-- GIVEN RECORDS --

- - - -

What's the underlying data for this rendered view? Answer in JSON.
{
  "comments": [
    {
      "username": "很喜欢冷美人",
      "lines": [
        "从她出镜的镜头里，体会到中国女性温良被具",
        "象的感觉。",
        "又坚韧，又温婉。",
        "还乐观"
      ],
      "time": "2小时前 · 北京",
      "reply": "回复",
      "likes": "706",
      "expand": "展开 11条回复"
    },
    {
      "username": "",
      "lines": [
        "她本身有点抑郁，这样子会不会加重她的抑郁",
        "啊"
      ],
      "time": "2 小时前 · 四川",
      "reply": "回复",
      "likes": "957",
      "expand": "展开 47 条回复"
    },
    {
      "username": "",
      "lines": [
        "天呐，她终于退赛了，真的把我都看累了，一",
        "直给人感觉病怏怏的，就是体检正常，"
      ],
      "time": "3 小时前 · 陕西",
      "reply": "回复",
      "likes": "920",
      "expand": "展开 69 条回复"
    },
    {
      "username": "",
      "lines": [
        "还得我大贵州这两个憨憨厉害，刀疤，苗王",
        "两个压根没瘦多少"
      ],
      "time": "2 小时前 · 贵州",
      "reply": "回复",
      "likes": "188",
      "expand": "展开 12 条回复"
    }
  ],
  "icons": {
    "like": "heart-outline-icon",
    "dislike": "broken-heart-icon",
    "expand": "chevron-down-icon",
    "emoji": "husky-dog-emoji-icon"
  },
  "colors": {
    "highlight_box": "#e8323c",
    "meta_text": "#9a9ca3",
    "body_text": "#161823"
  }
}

- - - -

-- WRITTEN PROBLEM --
Report all lines of the material that contain the word "heart".

-- RESULT --
    "like": "heart-outline-icon",
    "dislike": "broken-heart-icon",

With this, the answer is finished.